The task — Return the number of lines that include the string "page", without any other text.

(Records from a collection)
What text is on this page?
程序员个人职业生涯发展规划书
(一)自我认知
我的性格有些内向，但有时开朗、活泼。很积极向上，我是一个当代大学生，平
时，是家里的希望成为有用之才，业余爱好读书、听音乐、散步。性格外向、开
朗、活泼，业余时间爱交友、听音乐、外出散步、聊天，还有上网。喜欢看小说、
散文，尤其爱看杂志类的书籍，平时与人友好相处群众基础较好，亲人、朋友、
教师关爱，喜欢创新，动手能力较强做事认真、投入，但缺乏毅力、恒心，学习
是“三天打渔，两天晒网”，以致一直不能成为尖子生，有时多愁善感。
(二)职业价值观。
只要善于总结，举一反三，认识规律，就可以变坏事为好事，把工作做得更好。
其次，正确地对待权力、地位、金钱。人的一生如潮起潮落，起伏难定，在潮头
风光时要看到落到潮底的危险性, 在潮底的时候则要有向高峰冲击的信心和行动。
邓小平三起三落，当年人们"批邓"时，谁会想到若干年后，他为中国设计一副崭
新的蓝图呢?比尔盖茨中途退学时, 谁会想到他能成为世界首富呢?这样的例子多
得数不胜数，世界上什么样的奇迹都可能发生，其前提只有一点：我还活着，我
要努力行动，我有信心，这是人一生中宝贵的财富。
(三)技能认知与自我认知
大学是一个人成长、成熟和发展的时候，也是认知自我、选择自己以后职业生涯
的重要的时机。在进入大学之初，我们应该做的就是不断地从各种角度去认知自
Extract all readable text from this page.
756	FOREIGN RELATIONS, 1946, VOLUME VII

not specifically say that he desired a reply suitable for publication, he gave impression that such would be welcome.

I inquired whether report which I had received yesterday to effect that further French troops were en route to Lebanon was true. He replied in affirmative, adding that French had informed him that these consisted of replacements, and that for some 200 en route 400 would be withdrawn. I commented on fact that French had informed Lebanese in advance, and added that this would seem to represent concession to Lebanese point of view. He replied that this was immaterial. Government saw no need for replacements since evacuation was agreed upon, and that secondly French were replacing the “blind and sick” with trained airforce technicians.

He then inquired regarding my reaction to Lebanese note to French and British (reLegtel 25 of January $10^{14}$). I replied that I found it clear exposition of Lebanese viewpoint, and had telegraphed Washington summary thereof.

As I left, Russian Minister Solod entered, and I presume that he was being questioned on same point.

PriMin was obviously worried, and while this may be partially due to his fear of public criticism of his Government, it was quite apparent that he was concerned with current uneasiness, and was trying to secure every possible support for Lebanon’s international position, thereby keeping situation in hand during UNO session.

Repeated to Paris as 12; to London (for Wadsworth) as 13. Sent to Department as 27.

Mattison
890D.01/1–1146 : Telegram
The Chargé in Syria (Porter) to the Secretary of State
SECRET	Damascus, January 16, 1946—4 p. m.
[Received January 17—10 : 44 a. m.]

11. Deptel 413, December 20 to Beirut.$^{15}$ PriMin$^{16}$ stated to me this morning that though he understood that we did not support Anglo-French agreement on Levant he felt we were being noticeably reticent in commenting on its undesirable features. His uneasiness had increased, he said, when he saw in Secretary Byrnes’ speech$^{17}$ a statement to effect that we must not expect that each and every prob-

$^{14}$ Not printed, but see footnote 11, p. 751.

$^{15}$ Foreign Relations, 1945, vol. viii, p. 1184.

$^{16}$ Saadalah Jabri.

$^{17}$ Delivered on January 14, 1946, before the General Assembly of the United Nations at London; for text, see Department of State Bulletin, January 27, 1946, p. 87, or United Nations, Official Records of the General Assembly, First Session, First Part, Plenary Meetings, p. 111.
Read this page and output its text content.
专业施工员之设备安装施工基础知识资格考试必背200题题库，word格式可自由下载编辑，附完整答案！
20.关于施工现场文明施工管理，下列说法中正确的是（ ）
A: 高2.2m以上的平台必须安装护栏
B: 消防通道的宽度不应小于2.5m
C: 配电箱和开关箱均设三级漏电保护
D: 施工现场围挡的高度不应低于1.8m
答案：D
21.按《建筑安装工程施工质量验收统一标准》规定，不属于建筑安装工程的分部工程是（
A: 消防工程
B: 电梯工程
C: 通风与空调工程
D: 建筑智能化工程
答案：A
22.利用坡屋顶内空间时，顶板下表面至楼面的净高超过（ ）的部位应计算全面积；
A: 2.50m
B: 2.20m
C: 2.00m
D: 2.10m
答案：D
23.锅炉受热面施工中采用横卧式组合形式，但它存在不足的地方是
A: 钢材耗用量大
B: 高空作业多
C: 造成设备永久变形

Result of the exercise — 3